[Dataset records]
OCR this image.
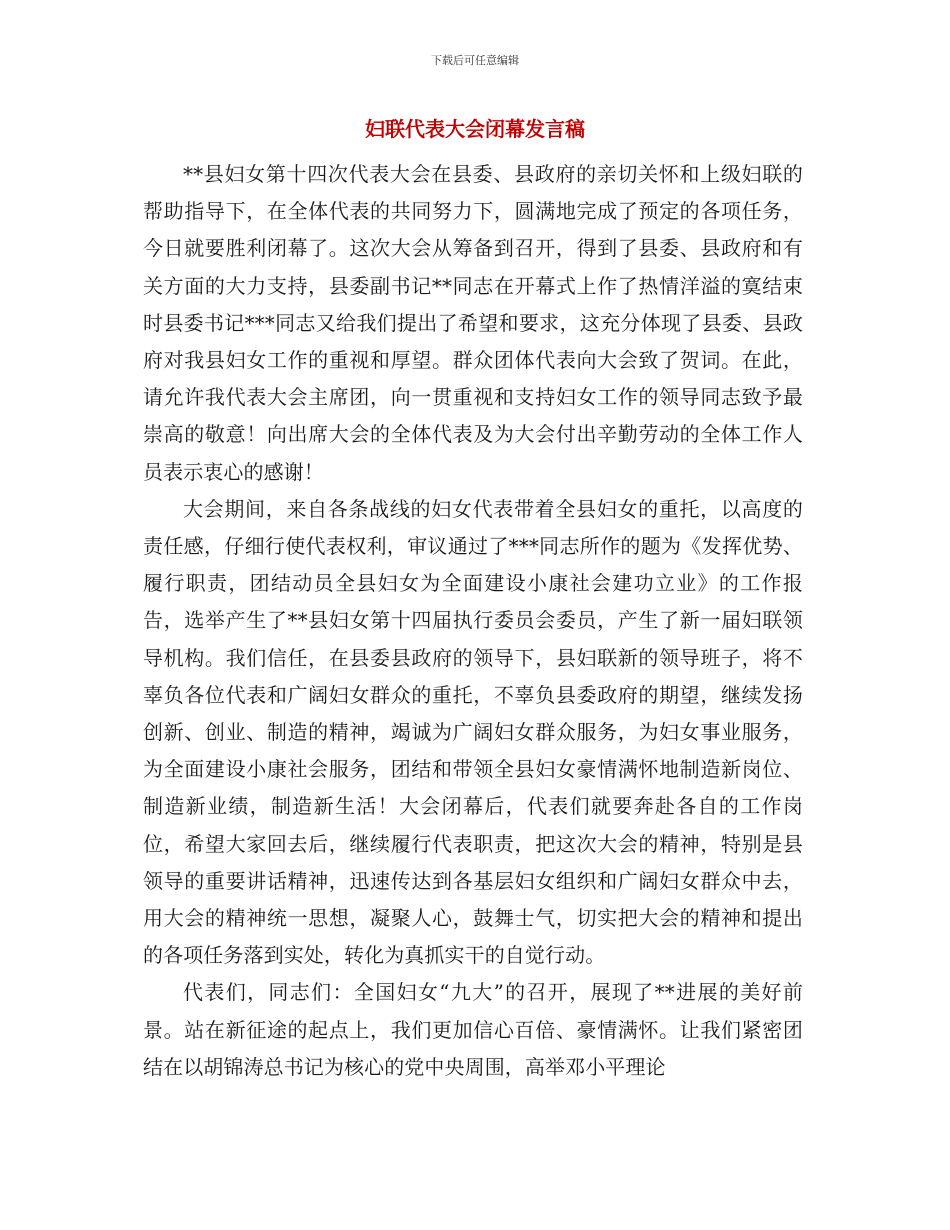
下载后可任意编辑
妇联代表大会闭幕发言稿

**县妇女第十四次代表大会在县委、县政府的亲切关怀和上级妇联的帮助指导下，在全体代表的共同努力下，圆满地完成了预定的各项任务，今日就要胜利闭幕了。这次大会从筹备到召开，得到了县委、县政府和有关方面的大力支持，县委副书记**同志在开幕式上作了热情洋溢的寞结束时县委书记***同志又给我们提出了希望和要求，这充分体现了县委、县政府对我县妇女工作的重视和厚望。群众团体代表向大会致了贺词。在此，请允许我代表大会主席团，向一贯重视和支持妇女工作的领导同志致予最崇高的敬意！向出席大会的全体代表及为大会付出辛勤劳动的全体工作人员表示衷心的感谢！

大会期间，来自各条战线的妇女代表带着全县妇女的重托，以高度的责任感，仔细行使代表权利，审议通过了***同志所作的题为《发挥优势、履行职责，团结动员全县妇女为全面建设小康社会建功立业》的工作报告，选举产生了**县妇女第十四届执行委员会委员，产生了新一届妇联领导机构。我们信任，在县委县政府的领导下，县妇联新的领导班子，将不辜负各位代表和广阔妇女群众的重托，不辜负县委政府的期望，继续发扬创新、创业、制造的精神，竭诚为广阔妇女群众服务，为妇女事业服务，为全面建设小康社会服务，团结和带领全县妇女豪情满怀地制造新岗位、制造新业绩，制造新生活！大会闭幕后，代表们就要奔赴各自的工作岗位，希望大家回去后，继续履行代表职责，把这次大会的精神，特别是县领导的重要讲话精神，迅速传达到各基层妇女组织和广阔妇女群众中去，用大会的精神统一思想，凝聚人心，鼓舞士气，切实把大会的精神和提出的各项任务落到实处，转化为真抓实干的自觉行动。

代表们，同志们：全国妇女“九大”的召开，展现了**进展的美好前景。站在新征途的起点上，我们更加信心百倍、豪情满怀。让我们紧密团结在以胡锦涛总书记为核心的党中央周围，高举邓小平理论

Your instructions:
Give all the entries again exactly, dropping each picture.

Task solution:
OCR this image.
下载后可任意编辑
妇联代表大会闭幕发言稿

**县妇女第十四次代表大会在县委、县政府的亲切关怀和上级妇联的帮助指导下，在全体代表的共同努力下，圆满地完成了预定的各项任务，今日就要胜利闭幕了。这次大会从筹备到召开，得到了县委、县政府和有关方面的大力支持，县委副书记**同志在开幕式上作了热情洋溢的寞结束时县委书记***同志又给我们提出了希望和要求，这充分体现了县委、县政府对我县妇女工作的重视和厚望。群众团体代表向大会致了贺词。在此，请允许我代表大会主席团，向一贯重视和支持妇女工作的领导同志致予最崇高的敬意！向出席大会的全体代表及为大会付出辛勤劳动的全体工作人员表示衷心的感谢！

大会期间，来自各条战线的妇女代表带着全县妇女的重托，以高度的责任感，仔细行使代表权利，审议通过了***同志所作的题为《发挥优势、履行职责，团结动员全县妇女为全面建设小康社会建功立业》的工作报告，选举产生了**县妇女第十四届执行委员会委员，产生了新一届妇联领导机构。我们信任，在县委县政府的领导下，县妇联新的领导班子，将不辜负各位代表和广阔妇女群众的重托，不辜负县委政府的期望，继续发扬创新、创业、制造的精神，竭诚为广阔妇女群众服务，为妇女事业服务，为全面建设小康社会服务，团结和带领全县妇女豪情满怀地制造新岗位、制造新业绩，制造新生活！大会闭幕后，代表们就要奔赴各自的工作岗位，希望大家回去后，继续履行代表职责，把这次大会的精神，特别是县领导的重要讲话精神，迅速传达到各基层妇女组织和广阔妇女群众中去，用大会的精神统一思想，凝聚人心，鼓舞士气，切实把大会的精神和提出的各项任务落到实处，转化为真抓实干的自觉行动。

代表们，同志们：全国妇女“九大”的召开，展现了**进展的美好前景。站在新征途的起点上，我们更加信心百倍、豪情满怀。让我们紧密团结在以胡锦涛总书记为核心的党中央周围，高举邓小平理论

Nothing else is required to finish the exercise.